#### Work to complete:
Copy each line below that contains "медицинской".
________
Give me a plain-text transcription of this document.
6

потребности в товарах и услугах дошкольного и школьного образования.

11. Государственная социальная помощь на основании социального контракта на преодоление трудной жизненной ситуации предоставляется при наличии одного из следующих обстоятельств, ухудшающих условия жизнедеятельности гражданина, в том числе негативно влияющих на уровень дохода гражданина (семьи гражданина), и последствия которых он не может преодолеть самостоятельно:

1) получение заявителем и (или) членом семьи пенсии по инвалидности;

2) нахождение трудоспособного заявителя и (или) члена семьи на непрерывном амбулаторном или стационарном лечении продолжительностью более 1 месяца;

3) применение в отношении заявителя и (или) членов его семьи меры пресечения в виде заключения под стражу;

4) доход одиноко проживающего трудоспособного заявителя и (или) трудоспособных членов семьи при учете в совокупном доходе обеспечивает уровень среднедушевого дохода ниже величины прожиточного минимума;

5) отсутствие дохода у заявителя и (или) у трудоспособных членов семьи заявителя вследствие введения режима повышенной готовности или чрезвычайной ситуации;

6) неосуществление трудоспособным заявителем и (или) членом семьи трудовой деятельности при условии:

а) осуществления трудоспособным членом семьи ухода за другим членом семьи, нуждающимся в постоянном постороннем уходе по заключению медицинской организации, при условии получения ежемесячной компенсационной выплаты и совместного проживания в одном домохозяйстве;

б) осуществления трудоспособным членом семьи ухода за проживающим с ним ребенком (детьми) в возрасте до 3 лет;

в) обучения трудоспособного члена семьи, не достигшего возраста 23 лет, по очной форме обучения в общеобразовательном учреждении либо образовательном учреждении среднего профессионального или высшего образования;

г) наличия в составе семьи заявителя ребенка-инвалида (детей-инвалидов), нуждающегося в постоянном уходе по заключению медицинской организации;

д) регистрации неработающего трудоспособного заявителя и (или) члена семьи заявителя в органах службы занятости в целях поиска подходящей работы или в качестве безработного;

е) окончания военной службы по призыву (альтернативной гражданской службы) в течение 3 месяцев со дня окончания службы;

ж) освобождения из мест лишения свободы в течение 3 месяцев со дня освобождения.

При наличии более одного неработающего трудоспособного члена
________
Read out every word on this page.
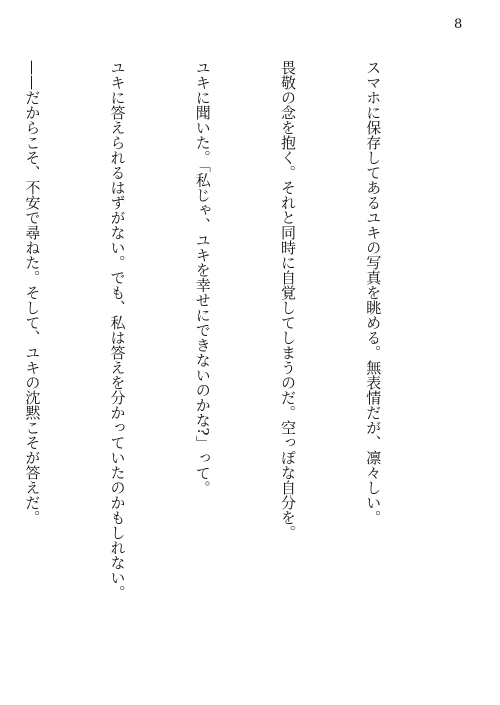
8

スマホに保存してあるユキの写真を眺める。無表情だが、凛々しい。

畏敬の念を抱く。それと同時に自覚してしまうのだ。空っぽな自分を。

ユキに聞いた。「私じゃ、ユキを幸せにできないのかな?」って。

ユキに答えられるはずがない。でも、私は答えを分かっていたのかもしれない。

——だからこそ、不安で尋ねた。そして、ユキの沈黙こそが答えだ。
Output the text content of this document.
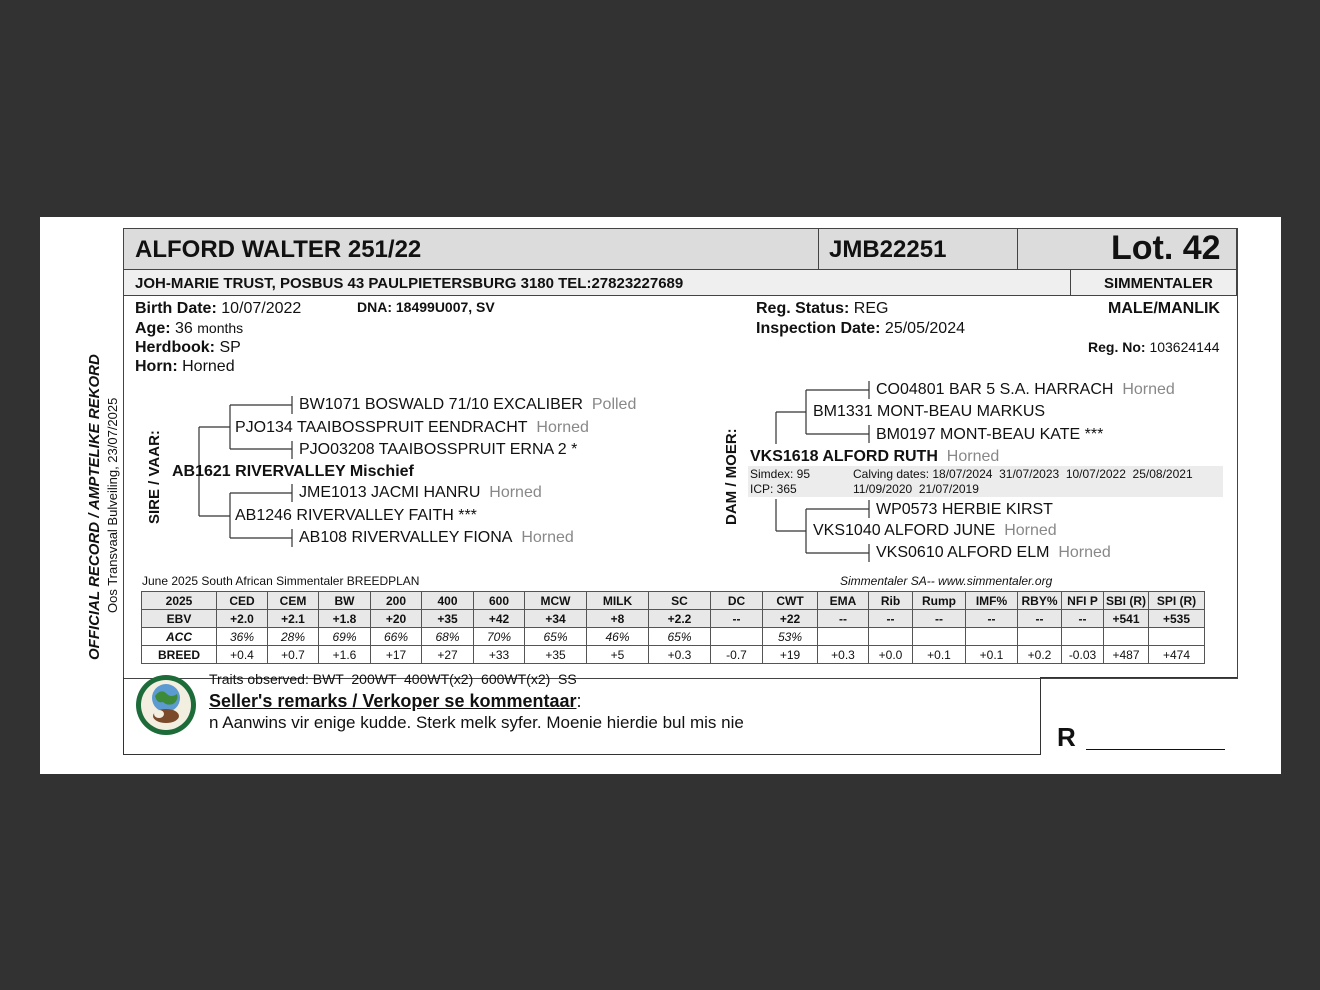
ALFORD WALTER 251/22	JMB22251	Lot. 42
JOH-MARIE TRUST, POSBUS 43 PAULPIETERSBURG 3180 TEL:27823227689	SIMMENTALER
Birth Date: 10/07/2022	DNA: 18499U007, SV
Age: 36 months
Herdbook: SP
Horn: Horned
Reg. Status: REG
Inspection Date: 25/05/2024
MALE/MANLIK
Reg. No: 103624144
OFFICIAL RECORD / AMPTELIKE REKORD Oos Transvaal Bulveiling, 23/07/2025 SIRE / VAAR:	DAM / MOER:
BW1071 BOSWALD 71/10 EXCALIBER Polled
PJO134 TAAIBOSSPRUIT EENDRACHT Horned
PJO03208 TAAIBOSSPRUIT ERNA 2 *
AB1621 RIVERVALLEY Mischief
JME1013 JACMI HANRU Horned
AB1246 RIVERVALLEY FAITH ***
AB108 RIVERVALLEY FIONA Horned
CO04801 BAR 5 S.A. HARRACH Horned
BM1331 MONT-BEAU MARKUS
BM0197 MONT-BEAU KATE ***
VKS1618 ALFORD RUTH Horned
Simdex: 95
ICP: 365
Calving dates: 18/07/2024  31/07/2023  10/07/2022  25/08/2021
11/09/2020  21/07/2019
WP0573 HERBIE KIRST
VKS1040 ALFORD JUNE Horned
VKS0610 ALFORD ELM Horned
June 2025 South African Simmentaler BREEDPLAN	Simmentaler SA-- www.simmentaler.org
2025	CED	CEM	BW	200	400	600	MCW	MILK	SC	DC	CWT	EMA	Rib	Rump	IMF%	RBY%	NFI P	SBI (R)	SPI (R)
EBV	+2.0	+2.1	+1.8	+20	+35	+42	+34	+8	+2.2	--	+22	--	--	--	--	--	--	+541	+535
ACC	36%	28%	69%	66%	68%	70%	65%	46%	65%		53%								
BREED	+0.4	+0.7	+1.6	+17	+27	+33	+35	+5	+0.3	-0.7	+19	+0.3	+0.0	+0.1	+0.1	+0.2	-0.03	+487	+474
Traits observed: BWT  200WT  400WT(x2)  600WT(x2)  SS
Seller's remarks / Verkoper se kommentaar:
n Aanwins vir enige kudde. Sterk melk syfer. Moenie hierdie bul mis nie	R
________
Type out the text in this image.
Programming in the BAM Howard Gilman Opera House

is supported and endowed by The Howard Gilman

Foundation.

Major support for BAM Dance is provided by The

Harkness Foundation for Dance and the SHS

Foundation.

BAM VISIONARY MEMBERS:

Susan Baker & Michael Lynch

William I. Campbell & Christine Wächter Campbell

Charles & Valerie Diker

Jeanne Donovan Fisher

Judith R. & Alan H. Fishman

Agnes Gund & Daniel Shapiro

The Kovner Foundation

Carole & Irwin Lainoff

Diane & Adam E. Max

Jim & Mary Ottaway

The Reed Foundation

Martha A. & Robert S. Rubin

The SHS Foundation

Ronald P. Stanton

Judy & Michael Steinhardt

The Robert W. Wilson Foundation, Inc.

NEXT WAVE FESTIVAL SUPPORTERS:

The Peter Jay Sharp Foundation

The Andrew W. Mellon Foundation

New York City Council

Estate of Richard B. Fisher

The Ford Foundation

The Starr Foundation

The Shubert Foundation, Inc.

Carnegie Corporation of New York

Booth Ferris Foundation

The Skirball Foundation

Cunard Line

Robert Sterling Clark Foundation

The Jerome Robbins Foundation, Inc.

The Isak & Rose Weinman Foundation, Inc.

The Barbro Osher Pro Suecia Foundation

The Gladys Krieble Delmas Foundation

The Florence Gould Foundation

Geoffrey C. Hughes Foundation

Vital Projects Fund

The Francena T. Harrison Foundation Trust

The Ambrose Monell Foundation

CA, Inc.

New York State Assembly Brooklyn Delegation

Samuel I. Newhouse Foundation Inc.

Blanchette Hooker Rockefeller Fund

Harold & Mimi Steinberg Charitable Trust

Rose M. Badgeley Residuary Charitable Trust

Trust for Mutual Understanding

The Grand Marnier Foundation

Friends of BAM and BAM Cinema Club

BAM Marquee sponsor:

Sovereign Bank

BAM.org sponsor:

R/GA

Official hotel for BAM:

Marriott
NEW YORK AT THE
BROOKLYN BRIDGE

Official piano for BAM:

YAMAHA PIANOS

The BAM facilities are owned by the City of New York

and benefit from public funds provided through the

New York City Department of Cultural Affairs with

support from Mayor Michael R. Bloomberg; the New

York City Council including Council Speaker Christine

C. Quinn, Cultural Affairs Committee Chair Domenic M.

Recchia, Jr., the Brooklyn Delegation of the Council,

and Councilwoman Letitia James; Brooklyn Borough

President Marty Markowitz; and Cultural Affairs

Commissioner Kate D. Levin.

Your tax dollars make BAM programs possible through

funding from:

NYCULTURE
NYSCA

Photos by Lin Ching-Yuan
________
#### Written answer:
а) осуществления трудоспособным членом семьи ухода за другим членом семьи, нуждающимся в постоянном постороннем уходе по заключению медицинской организации, при условии получения ежемесячной компенсационной выплаты и совместного проживания в одном домохозяйстве;
г) наличия в составе семьи заявителя ребенка-инвалида (детей-инвалидов), нуждающегося в постоянном уходе по заключению медицинской организации;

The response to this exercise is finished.